------ Data provided
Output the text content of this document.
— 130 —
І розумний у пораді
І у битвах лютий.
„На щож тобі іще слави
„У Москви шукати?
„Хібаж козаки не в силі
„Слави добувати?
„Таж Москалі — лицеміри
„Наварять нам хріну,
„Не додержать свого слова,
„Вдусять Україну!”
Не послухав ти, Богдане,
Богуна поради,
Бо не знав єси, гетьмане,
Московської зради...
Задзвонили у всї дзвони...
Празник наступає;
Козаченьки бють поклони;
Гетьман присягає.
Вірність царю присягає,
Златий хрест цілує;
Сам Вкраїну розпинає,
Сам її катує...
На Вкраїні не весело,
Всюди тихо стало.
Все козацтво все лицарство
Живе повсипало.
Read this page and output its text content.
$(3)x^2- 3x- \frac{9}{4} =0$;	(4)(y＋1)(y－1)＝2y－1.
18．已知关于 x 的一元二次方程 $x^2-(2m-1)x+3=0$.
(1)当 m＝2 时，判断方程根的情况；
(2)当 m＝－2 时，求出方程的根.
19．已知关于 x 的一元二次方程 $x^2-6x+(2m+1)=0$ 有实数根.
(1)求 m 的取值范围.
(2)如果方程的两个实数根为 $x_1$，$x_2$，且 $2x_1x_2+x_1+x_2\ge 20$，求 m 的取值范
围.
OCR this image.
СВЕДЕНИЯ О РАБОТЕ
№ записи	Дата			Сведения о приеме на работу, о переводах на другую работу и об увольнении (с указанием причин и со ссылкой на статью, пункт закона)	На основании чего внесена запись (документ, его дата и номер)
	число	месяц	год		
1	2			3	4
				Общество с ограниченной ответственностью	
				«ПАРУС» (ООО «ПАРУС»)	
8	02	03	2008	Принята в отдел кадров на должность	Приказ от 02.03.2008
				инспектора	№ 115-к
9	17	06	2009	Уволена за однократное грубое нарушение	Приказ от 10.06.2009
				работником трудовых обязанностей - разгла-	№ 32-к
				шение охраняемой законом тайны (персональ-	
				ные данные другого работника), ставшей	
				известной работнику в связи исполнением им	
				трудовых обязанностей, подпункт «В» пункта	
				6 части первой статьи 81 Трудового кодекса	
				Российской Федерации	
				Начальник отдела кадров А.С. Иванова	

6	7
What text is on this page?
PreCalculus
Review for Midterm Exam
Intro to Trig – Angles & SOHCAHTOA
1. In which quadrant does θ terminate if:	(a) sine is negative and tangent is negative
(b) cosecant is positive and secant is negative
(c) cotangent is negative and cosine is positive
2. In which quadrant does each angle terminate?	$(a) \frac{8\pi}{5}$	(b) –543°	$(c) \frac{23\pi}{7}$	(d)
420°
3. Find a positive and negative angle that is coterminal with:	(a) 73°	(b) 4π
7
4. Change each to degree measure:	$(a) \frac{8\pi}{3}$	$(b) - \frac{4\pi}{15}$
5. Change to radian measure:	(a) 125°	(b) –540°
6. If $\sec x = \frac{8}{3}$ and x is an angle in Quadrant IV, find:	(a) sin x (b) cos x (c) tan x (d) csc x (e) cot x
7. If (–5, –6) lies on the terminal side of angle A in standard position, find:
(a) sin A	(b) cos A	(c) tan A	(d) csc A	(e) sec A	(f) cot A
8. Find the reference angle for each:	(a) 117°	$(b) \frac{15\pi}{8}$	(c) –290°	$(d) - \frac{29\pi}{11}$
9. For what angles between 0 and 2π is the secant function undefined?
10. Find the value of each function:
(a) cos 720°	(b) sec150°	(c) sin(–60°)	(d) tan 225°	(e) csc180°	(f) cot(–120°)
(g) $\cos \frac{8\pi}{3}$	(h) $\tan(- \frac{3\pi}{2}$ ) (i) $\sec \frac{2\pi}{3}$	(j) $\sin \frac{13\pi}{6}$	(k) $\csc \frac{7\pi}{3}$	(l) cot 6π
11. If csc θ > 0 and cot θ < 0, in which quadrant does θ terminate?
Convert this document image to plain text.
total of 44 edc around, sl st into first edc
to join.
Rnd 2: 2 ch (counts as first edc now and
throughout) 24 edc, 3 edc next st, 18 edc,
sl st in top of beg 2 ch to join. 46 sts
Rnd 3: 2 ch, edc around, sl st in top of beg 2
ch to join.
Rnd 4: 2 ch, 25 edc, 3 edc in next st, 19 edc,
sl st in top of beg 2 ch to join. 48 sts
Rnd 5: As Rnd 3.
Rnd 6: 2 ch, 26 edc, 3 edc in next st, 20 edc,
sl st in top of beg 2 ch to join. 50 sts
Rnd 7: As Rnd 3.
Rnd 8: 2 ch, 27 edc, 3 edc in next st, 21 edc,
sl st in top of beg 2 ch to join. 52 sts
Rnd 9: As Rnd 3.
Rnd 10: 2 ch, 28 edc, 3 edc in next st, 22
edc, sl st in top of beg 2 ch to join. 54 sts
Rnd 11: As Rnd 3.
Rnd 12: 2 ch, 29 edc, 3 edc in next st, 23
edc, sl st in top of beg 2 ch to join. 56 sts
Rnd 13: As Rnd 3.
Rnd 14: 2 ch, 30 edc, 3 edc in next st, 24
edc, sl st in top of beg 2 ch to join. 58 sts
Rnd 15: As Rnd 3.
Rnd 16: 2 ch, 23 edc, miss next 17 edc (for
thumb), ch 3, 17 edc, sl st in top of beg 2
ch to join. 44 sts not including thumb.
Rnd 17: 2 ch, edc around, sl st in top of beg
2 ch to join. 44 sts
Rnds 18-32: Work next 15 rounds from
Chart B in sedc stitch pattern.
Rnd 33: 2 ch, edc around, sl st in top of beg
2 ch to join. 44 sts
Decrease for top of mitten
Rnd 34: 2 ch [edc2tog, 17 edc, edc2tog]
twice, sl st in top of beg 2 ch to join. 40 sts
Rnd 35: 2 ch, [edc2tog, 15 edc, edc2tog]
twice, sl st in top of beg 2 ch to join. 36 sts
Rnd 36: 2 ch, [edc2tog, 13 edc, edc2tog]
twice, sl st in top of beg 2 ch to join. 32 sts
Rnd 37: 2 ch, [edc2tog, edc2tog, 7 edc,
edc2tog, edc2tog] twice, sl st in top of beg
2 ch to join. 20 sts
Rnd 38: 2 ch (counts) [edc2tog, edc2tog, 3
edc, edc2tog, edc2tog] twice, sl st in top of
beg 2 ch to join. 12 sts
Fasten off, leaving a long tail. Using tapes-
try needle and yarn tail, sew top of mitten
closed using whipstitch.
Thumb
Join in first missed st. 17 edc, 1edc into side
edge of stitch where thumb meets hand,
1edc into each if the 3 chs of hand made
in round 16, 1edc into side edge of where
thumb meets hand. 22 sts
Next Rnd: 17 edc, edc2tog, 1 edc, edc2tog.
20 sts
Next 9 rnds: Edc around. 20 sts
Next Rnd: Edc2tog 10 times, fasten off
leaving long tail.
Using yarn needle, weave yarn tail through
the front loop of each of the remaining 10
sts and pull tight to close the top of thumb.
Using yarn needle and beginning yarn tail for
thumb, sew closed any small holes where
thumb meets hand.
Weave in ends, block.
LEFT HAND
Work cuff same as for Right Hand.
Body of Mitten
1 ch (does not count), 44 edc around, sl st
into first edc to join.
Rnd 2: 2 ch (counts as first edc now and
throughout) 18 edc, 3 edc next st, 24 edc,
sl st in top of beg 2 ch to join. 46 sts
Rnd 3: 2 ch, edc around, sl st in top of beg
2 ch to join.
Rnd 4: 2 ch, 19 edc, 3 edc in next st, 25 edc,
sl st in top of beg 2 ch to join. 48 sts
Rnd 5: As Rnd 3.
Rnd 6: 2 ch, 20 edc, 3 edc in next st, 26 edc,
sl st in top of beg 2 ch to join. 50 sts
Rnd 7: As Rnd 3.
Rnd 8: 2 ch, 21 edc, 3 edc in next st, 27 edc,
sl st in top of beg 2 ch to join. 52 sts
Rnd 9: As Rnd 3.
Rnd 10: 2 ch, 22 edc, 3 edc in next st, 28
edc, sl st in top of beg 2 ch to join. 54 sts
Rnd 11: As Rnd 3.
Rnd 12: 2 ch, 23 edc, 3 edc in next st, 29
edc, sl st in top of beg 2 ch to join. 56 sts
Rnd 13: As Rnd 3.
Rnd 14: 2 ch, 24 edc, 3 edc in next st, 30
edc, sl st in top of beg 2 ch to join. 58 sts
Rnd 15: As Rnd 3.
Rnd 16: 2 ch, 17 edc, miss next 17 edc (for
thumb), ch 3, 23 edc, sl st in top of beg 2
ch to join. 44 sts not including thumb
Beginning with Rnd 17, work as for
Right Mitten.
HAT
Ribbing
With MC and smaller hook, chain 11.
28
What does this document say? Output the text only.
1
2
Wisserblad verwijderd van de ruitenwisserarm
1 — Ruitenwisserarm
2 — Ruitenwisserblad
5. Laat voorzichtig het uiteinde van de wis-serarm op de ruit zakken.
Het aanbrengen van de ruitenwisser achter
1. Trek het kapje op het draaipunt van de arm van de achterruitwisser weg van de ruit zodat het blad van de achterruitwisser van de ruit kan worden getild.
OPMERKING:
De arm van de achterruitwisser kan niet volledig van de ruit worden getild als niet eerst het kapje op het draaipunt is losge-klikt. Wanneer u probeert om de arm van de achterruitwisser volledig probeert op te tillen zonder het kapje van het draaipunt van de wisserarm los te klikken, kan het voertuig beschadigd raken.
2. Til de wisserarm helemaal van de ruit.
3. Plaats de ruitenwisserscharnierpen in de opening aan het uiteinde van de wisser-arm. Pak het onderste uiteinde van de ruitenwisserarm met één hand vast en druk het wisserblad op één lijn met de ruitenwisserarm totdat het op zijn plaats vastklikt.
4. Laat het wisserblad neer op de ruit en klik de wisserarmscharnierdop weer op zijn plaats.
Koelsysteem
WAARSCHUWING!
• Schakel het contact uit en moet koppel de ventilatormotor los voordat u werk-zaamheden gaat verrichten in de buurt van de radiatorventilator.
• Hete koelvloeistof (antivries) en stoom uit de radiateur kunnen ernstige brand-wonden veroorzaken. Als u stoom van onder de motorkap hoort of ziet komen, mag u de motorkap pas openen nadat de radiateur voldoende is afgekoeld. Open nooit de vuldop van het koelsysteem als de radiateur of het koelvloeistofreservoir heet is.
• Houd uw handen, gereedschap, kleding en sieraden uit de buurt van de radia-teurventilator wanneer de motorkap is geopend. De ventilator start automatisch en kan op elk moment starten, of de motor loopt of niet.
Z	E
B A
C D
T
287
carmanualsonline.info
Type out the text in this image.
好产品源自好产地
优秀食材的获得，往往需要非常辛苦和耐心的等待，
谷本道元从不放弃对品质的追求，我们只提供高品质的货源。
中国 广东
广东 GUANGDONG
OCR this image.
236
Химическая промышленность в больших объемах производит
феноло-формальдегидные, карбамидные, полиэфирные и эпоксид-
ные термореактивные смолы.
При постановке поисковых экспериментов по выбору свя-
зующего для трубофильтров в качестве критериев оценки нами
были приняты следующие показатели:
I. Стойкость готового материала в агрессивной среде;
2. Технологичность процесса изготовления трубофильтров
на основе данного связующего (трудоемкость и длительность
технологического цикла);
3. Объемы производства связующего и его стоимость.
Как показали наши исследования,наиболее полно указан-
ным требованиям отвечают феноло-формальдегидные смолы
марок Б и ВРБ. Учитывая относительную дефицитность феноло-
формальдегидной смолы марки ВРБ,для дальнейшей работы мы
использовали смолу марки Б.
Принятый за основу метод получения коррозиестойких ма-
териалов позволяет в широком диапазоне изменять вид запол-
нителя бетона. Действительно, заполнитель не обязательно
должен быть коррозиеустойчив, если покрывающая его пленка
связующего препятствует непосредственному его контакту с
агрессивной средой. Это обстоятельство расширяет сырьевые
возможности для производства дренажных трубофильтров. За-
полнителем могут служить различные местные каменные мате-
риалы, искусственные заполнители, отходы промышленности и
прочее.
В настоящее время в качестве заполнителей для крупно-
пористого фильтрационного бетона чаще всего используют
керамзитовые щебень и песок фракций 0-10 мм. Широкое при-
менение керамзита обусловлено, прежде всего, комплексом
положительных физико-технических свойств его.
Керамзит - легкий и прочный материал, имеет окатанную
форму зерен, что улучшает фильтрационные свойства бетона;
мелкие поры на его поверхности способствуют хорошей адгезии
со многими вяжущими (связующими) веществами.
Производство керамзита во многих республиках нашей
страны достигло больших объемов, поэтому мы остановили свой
------------
*Task*. Review the preceding data and report every line that includes the string "around".

*Solution to this task*.
total of 44 edc around, sl st into first edc
Rnd 3: 2 ch, edc around, sl st in top of beg 2
Rnd 17: 2 ch, edc around, sl st in top of beg
Rnd 33: 2 ch, edc around, sl st in top of beg
Next 9 rnds: Edc around. 20 sts
1 ch (does not count), 44 edc around, sl st
Rnd 3: 2 ch, edc around, sl st in top of beg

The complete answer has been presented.